↓↓↓
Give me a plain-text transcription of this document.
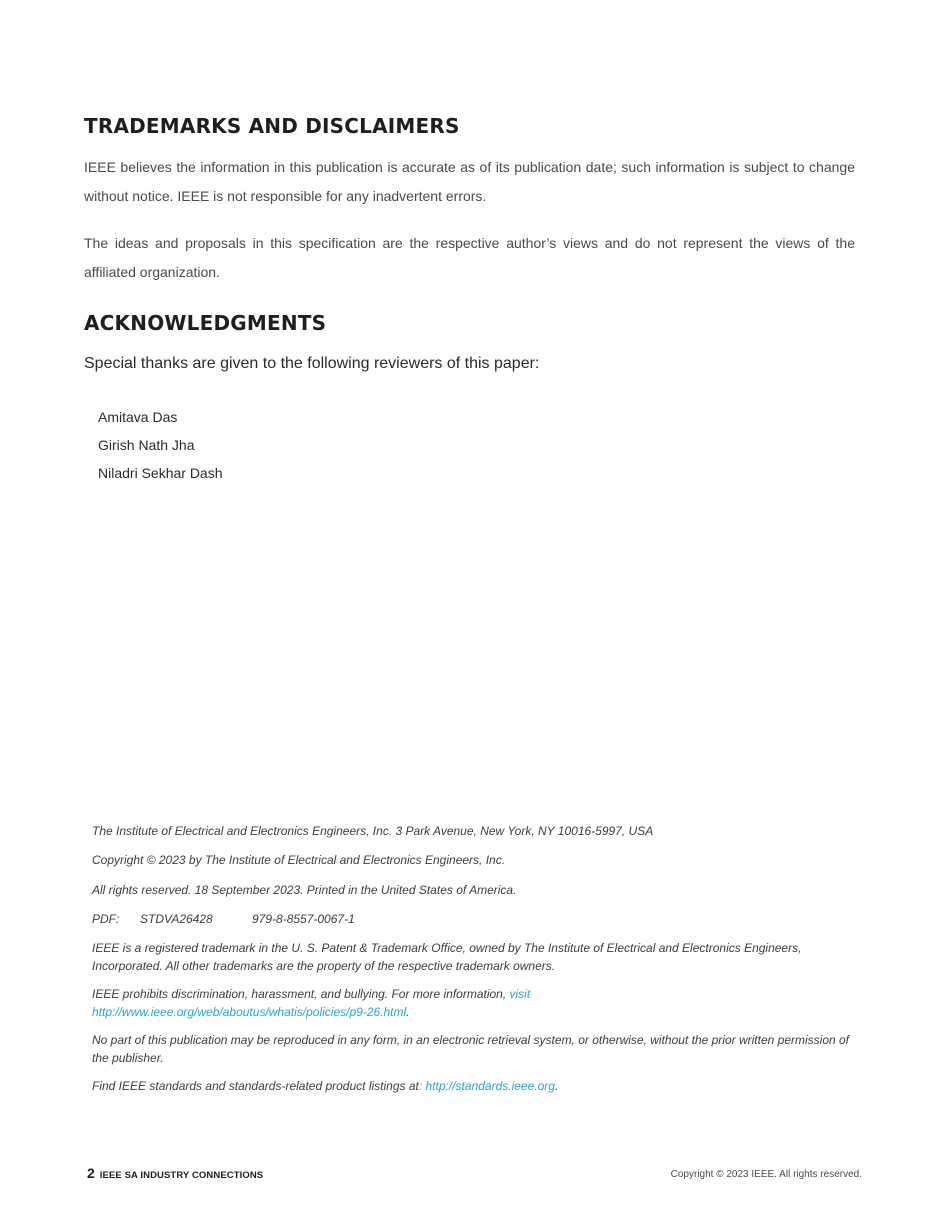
TRADEMARKS AND DISCLAIMERS

IEEE believes the information in this publication is accurate as of its publication date; such information is subject to change without notice. IEEE is not responsible for any inadvertent errors.

The ideas and proposals in this specification are the respective author’s views and do not represent the views of the affiliated organization.

ACKNOWLEDGMENTS

Special thanks are given to the following reviewers of this paper:

Amitava Das
Girish Nath Jha
Niladri Sekhar Dash

The Institute of Electrical and Electronics Engineers, Inc. 3 Park Avenue, New York, NY 10016-5997, USA

Copyright © 2023 by The Institute of Electrical and Electronics Engineers, Inc.

All rights reserved. 18 September 2023. Printed in the United States of America.

PDF: STDVA26428	979-8-8557-0067-1

IEEE is a registered trademark in the U. S. Patent & Trademark Office, owned by The Institute of Electrical and Electronics Engineers, Incorporated. All other trademarks are the property of the respective trademark owners.

IEEE prohibits discrimination, harassment, and bullying. For more information, visit http://www.ieee.org/web/aboutus/whatis/policies/p9-26.html.

No part of this publication may be reproduced in any form, in an electronic retrieval system, or otherwise, without the prior written permission of the publisher.

Find IEEE standards and standards-related product listings at: http://standards.ieee.org.

2 IEEE SA INDUSTRY CONNECTIONS	Copyright © 2023 IEEE. All rights reserved.
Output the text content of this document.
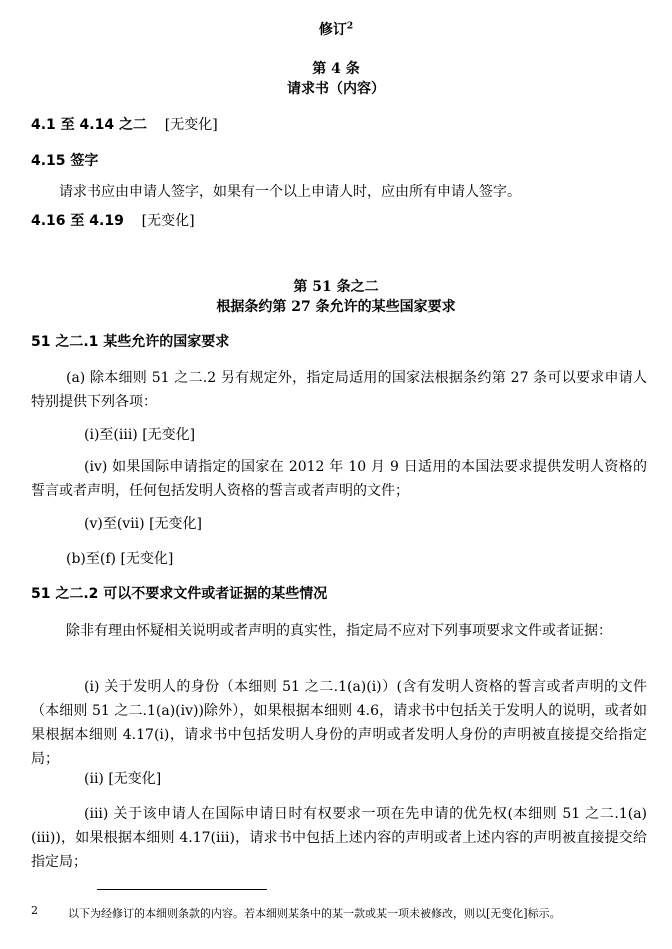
修订$^2$
第 4 条
请求书（内容）
4.1 至 4.14 之二 [无变化]
4.15 签字
请求书应由申请人签字，如果有一个以上申请人时，应由所有申请人签字。
4.16 至 4.19 [无变化]
第 51 条之二
根据条约第 27 条允许的某些国家要求
51 之二.1 某些允许的国家要求
(a) 除本细则 51 之二.2 另有规定外，指定局适用的国家法根据条约第 27 条可以要求申请人特别提供下列各项：
(i)至(iii) [无变化]
(iv) 如果国际申请指定的国家在 2012 年 10 月 9 日适用的本国法要求提供发明人资格的誓言或者声明，任何包括发明人资格的誓言或者声明的文件；
(v)至(vii) [无变化]
(b)至(f) [无变化]
51 之二.2 可以不要求文件或者证据的某些情况
除非有理由怀疑相关说明或者声明的真实性，指定局不应对下列事项要求文件或者证据：
(i) 关于发明人的身份（本细则 51 之二.1(a)(i)）(含有发明人资格的誓言或者声明的文件（本细则 51 之二.1(a)(iv))除外），如果根据本细则 4.6，请求书中包括关于发明人的说明，或者如果根据本细则 4.17(i)，请求书中包括发明人身份的声明或者发明人身份的声明被直接提交给指定局；
(ii) [无变化]
(iii) 关于该申请人在国际申请日时有权要求一项在先申请的优先权(本细则 51 之二.1(a)(iii))，如果根据本细则 4.17(iii)，请求书中包括上述内容的声明或者上述内容的声明被直接提交给指定局；
2	以下为经修订的本细则条款的内容。若本细则某条中的某一款或某一项未被修改，则以[无变化]标示。
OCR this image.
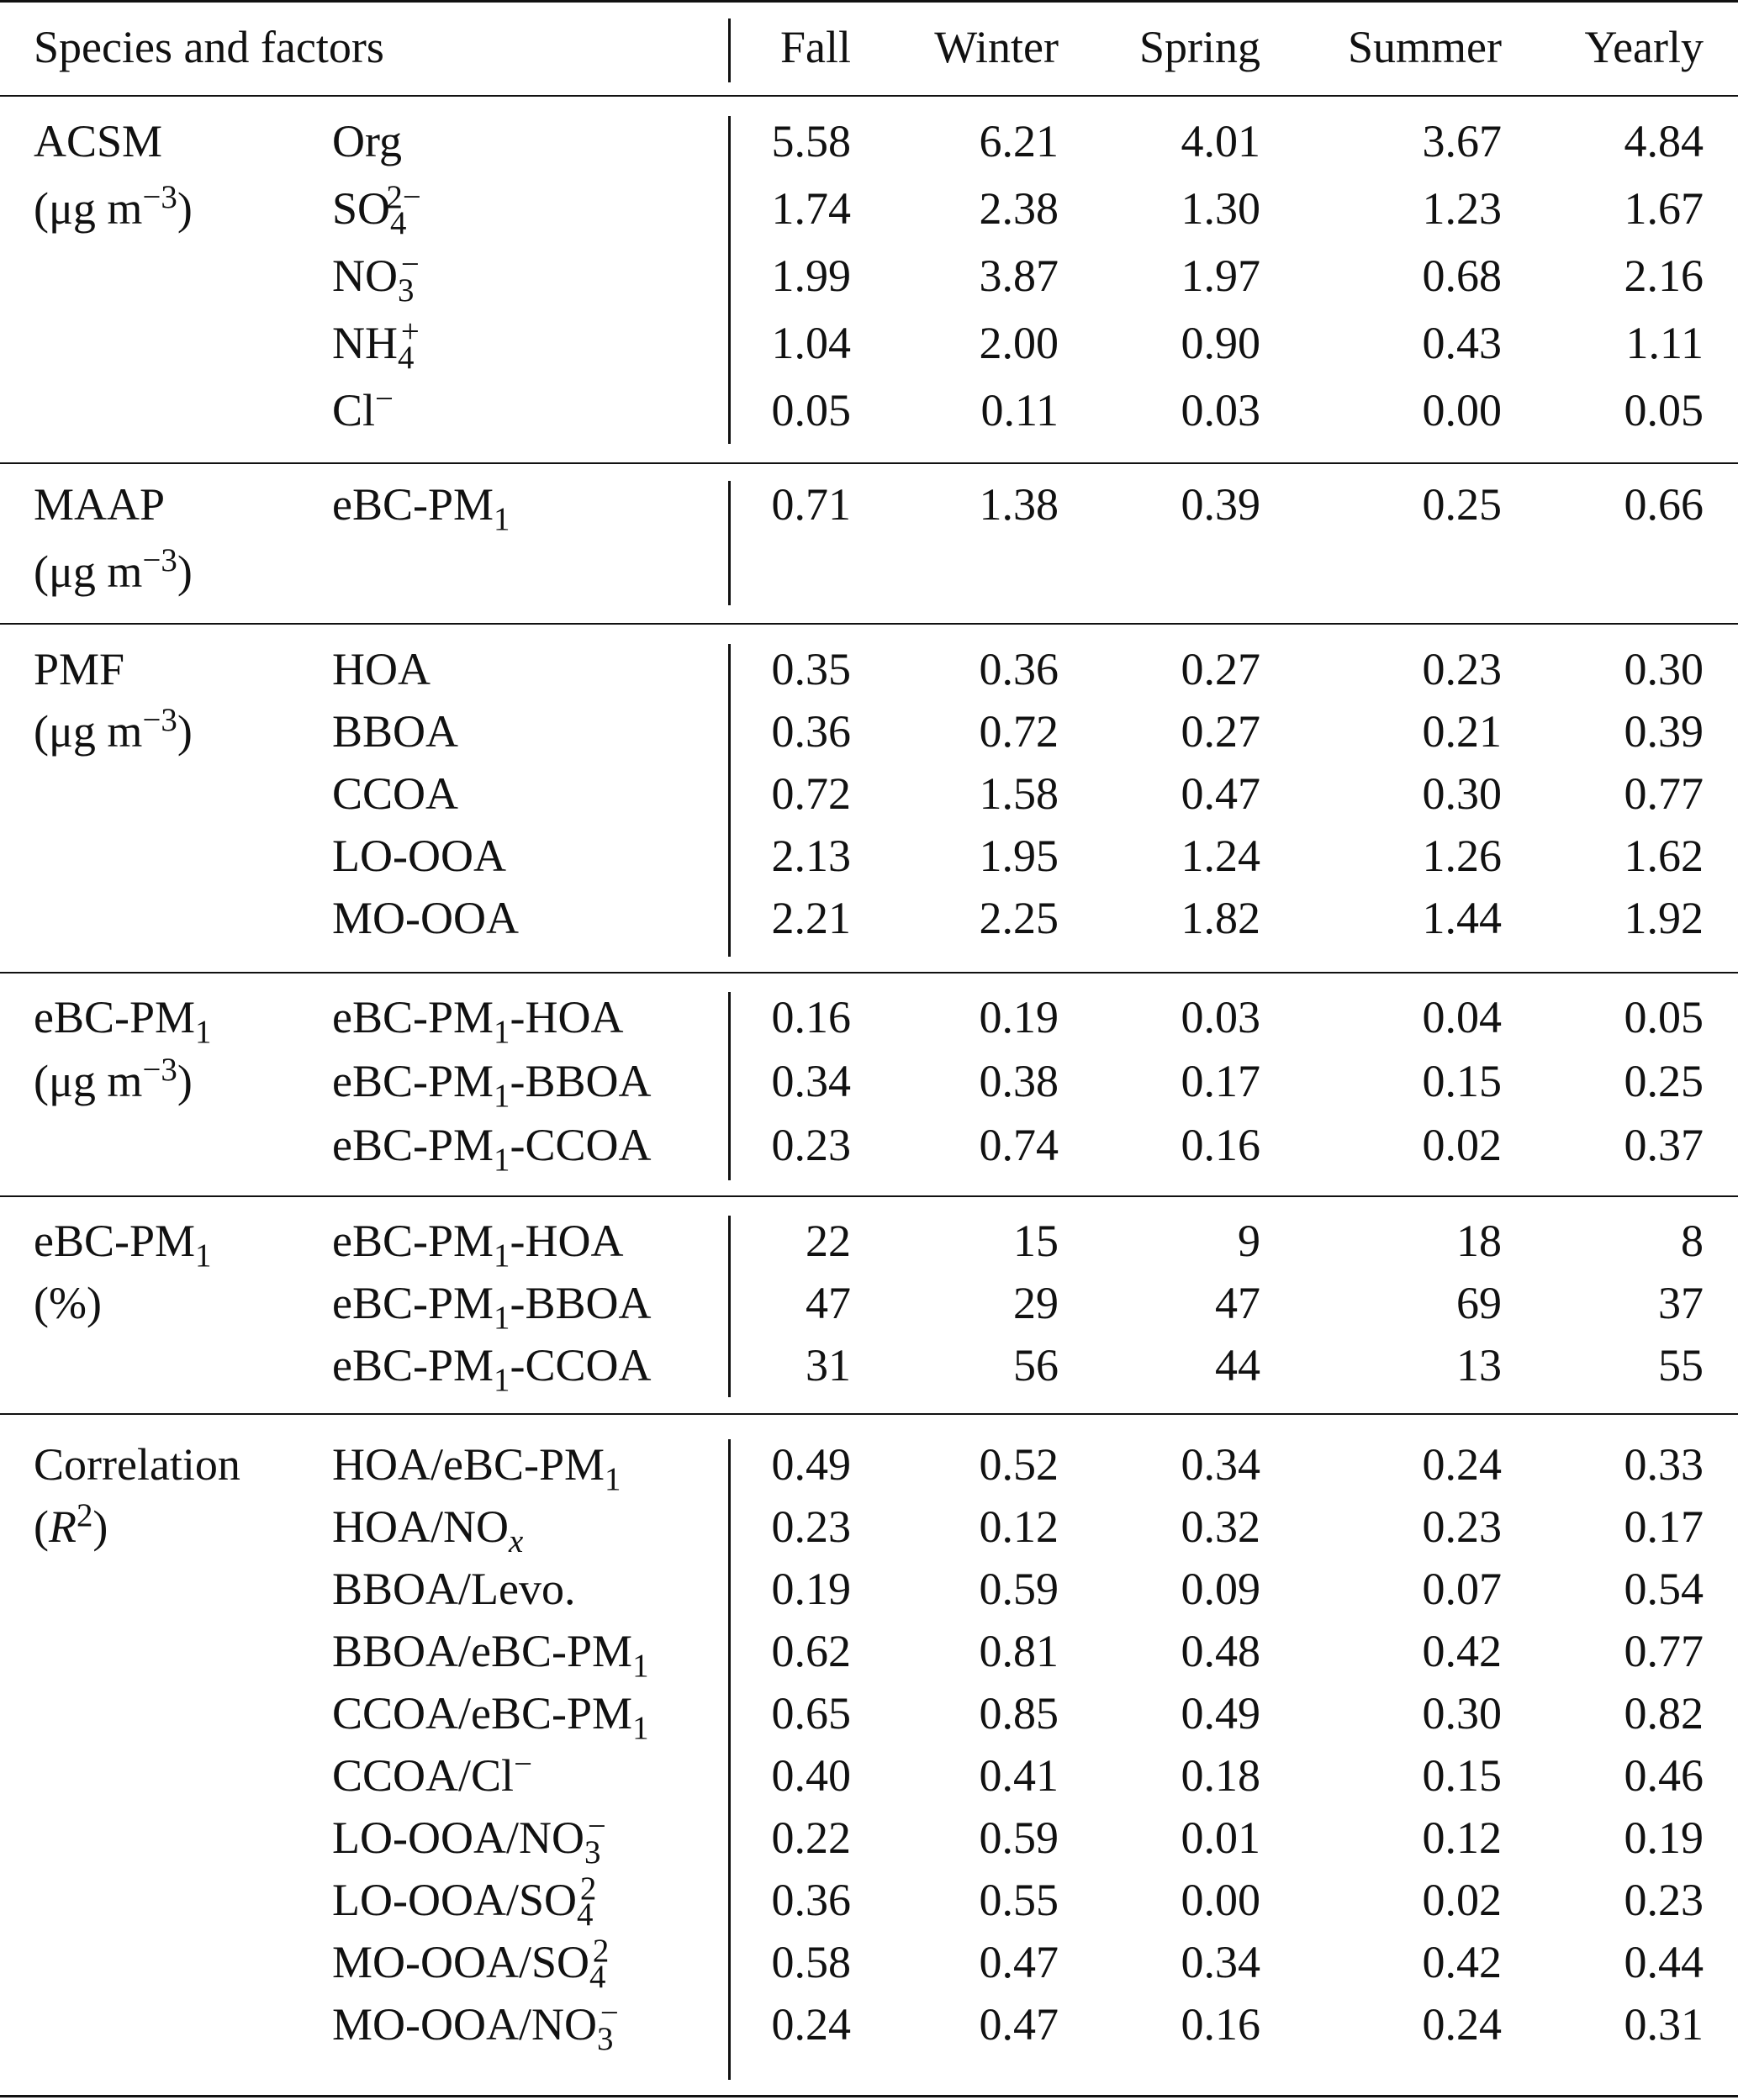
Species and factors	Fall	Winter	Spring	Summer	Yearly
ACSM
(μg $m^{-3}$)
Org	5.58	6.21	4.01	3.67	4.84
$SO_4^{2-}$	1.74	2.38	1.30	1.23	1.67
$NO_3^-$	1.99	3.87	1.97	0.68	2.16
$NH_4^+$	1.04	2.00	0.90	0.43	1.11
Cl−	0.05	0.11	0.03	0.00	0.05
MAAP
(μg $m^{-3}$)
eBC-$PM_1$	0.71	1.38	0.39	0.25	0.66
PMF
(μg $m^{-3}$)
HOA	0.35	0.36	0.27	0.23	0.30
BBOA	0.36	0.72	0.27	0.21	0.39
CCOA	0.72	1.58	0.47	0.30	0.77
LO-OOA	2.13	1.95	1.24	1.26	1.62
MO-OOA	2.21	2.25	1.82	1.44	1.92
eBC-$PM_1$
(μg $m^{-3}$)
eBC-$PM_1$-HOA	0.16	0.19	0.03	0.04	0.05
eBC-$PM_1$-BBOA	0.34	0.38	0.17	0.15	0.25
eBC-$PM_1$-CCOA	0.23	0.74	0.16	0.02	0.37
eBC-$PM_1$
(%)
eBC-$PM_1$-HOA	22	15	9	18	8
eBC-$PM_1$-BBOA	47	29	47	69	37
eBC-$PM_1$-CCOA	31	56	44	13	55
Correlation
$(R^2)$
HOA/$eBC-PM_1$	0.49	0.52	0.34	0.24	0.33
HOA/$NO_x$	0.23	0.12	0.32	0.23	0.17
BBOA/Levo.	0.19	0.59	0.09	0.07	0.54
BBOA/$eBC-PM_1$	0.62	0.81	0.48	0.42	0.77
CCOA/$eBC-PM_1$	0.65	0.85	0.49	0.30	0.82
CCOA/Cl−	0.40	0.41	0.18	0.15	0.46
$LO-OOA/NO_3^-$	0.22	0.59	0.01	0.12	0.19
$LO-OOA/SO_4^2$	0.36	0.55	0.00	0.02	0.23
$MO-OOA/SO_4^2$	0.58	0.47	0.34	0.42	0.44
$MO-OOA/NO_3^-$	0.24	0.47	0.16	0.24	0.31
↑↑↑
### DIRECTIONS
Sift through the entries and copy every line with "reserved".

### RESPONSE
All rights reserved. 18 September 2023. Printed in the United States of America.
2 IEEE SA INDUSTRY CONNECTIONS	Copyright © 2023 IEEE. All rights reserved.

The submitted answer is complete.